(Figure contents as structured data)
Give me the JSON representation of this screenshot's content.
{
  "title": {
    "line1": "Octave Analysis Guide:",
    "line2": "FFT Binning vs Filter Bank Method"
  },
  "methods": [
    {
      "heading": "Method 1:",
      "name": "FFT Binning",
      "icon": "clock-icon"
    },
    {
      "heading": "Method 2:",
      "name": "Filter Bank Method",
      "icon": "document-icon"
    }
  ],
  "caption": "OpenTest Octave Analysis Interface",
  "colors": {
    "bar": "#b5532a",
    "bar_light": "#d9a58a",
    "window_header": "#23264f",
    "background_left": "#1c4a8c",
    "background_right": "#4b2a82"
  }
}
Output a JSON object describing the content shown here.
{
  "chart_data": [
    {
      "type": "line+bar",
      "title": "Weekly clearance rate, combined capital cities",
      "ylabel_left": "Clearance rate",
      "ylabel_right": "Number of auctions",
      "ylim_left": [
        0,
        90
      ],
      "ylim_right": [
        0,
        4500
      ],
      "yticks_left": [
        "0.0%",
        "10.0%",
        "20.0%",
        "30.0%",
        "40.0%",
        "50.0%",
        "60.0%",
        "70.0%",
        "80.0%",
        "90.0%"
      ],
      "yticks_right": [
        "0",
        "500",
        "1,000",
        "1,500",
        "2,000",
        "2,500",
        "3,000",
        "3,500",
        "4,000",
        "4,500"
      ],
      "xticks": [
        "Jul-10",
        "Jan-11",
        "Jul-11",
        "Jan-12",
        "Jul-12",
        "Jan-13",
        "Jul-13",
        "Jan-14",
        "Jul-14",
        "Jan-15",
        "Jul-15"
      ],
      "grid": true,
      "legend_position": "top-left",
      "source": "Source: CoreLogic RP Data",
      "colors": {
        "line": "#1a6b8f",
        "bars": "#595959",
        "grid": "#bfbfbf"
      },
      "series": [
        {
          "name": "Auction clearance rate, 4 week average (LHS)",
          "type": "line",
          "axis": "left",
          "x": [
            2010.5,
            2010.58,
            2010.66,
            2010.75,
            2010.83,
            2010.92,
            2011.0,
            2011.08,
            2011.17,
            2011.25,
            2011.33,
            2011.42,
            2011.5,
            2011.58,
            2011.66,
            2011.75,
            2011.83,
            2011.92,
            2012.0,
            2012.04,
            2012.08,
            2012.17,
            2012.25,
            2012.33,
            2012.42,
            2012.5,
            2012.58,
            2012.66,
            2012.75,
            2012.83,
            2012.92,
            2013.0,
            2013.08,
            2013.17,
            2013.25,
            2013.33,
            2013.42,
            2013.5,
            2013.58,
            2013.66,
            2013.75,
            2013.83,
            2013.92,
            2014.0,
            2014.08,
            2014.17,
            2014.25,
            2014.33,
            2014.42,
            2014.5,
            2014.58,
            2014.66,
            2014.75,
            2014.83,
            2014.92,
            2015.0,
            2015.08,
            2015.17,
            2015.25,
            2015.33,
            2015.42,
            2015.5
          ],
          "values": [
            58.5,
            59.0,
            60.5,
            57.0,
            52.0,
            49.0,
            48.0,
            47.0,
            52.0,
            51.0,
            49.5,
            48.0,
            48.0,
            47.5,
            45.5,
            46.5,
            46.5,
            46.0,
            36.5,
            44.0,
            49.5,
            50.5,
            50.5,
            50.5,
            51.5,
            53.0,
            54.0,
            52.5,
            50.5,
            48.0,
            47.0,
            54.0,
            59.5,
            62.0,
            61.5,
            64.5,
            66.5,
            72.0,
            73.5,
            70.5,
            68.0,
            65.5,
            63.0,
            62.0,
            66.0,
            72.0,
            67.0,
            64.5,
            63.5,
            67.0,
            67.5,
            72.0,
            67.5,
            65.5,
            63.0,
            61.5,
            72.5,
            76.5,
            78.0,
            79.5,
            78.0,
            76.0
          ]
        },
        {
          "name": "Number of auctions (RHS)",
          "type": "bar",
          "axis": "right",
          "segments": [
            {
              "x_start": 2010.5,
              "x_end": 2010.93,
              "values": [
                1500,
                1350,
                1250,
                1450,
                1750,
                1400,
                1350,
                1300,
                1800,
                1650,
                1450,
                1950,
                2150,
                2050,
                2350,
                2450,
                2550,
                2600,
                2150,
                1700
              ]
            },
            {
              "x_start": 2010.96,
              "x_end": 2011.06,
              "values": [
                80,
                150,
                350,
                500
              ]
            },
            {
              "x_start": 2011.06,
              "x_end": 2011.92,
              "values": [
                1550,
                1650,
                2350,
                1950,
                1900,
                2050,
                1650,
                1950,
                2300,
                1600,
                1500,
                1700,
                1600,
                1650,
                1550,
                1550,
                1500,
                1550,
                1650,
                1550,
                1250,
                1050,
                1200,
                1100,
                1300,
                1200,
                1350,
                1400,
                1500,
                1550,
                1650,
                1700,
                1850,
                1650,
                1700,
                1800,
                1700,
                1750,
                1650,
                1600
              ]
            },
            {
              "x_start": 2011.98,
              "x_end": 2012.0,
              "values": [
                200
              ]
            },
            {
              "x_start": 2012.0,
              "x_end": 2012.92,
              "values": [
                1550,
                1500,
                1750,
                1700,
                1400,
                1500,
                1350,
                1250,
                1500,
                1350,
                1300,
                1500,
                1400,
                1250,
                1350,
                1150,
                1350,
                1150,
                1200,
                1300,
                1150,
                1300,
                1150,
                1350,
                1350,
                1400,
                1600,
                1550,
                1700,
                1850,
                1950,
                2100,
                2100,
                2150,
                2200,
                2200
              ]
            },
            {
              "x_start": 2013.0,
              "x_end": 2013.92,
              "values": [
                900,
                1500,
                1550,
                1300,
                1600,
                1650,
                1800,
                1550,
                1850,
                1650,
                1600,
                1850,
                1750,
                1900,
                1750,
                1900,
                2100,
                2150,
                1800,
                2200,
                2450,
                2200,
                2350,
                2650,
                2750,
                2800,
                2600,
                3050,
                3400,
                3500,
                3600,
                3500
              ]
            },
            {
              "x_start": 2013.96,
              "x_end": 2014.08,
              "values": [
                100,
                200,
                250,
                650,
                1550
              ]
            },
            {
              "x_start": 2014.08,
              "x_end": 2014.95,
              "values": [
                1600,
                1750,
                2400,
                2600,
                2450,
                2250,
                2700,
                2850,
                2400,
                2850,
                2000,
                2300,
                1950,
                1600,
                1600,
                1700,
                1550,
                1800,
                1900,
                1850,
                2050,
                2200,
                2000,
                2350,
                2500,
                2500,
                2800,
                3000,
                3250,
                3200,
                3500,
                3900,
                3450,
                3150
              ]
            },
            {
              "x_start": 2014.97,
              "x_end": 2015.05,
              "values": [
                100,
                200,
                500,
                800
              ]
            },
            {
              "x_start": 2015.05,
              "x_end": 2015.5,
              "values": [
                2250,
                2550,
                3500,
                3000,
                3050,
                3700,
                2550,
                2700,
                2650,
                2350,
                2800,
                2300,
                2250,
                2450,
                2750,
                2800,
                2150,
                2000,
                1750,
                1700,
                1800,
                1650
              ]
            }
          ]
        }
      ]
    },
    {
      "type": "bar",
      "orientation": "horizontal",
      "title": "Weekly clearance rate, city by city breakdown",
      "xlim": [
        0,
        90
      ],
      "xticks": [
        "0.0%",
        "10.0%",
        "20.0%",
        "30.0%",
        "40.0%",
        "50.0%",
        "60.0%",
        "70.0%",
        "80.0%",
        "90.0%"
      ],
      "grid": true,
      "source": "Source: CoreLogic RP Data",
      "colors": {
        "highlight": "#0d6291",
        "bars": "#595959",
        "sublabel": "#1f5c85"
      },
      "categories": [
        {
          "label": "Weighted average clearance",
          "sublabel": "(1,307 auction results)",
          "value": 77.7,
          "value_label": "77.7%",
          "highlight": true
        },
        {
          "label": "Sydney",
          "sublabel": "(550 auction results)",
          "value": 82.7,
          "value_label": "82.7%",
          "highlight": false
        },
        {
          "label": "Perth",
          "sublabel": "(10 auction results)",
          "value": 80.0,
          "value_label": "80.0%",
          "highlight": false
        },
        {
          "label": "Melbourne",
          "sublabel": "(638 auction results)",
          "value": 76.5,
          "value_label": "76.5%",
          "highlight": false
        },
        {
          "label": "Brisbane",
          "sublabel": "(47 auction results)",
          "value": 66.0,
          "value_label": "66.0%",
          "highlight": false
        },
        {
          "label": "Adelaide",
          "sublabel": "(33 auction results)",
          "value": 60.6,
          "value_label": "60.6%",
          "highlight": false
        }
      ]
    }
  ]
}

## Aim
Of the lines above, how many hold the string "Analysis"? Answer with only the number.

## Written solution
2